→ Ausgewählter Text:
>>>
Christian Görke
Brandenburgs Finanzminister Christian Görke (Die Linke). Foto: Bernd Settnik/Archiv dpa

Rund 50 Millionen Euro Mehreinnahmen durch Steuerfahnder

Selbstanzeigen von Steuerbetrügern sind seit dem spektakulären Fall des Fußballmanagers Uli Hoeneß ein schlagzeilenträchtiges Thema. Doch die Steuerfahndung spült wesentlich mehr Geld in die öffentlichen Kassen.

Potsdam (dpa/bb) - Die Steuerfahndung bringt dem Fiskus in Brandenburg jedes Jahr durchschnittlich 50 Millionen Euro Mehreinnahmen. «Das zeigt zum einen, dass Steuerhinterziehung nach wie vor ein relevantes strafrechtliches Thema ist», sagte Finanzminister Christian Görke (Linke) der Deutschen Presse-Agentur. «Und zum anderen, dass die effiziente Tätigkeit unserer Steuerfachleute zu unverzichtbaren Einnahmen für das Land führt.»
<<<
→ Zu prüfende Daten:
>>>
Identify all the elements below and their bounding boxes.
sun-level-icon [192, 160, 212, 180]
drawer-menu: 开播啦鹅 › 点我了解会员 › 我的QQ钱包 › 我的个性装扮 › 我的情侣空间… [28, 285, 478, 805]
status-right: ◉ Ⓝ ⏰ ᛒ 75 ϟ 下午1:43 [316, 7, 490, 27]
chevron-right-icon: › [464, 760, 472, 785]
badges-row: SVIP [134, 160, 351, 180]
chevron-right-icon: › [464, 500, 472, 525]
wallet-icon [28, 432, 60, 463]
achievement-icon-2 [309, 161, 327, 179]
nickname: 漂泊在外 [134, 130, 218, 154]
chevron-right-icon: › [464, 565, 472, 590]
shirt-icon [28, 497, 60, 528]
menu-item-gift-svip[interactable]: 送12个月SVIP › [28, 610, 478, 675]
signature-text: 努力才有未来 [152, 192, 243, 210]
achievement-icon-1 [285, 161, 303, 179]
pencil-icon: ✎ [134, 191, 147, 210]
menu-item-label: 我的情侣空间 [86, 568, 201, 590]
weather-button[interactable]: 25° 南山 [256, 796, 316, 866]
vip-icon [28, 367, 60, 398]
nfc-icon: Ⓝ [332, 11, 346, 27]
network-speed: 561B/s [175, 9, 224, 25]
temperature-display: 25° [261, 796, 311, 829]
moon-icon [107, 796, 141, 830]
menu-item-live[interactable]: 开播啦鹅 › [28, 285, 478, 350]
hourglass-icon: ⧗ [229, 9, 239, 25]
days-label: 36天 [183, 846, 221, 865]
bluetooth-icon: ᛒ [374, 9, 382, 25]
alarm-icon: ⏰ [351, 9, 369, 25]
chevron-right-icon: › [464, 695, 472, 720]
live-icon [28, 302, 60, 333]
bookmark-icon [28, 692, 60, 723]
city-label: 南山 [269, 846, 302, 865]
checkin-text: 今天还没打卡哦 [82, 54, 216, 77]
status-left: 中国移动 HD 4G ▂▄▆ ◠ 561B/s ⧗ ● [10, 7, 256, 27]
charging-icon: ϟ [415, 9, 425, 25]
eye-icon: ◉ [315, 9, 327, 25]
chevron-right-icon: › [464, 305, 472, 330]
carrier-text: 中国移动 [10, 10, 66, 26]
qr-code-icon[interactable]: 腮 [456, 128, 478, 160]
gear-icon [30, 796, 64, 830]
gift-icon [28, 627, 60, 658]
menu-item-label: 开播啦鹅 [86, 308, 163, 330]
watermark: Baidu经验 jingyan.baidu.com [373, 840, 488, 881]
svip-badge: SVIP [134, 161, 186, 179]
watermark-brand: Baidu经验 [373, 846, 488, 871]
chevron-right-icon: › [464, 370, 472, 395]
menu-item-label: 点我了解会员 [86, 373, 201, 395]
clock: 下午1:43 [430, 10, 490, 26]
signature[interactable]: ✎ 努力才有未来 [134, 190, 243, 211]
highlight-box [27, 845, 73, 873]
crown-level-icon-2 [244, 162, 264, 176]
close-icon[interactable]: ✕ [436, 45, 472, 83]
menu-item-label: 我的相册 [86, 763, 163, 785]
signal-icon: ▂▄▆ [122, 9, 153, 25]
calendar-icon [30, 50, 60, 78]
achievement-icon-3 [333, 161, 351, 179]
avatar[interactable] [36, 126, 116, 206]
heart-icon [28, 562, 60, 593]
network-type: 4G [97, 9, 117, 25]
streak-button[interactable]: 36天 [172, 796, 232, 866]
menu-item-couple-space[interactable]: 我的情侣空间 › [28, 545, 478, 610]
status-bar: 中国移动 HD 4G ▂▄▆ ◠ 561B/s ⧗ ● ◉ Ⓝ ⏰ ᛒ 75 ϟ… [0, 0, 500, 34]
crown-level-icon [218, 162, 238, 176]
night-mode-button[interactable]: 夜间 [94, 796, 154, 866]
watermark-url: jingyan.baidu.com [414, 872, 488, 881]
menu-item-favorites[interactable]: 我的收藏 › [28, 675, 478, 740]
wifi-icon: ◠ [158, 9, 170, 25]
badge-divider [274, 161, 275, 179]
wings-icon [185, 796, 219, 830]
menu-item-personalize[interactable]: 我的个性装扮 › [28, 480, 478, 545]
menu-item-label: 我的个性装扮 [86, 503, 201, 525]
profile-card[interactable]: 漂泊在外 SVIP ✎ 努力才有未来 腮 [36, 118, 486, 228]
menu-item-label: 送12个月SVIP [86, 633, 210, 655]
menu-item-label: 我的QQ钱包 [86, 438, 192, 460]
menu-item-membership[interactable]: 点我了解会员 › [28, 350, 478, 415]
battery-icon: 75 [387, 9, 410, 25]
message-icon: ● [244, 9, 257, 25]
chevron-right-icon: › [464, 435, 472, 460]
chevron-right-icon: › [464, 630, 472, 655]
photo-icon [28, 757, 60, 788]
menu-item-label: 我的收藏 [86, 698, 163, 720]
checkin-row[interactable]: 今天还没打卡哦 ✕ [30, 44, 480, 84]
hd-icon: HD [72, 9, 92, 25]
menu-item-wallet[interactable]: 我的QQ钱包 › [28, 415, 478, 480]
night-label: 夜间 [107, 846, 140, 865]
<<<
Wie hoch sind laut dem Text über die Steuerfahndung in Brandenburg die durchschnittlichen jährlichen Mehreinnahmen, die sie dem Fiskus bringt?

→ Ergebnis der Übung: Durchschnittlich 50 Millionen Euro pro Jahr.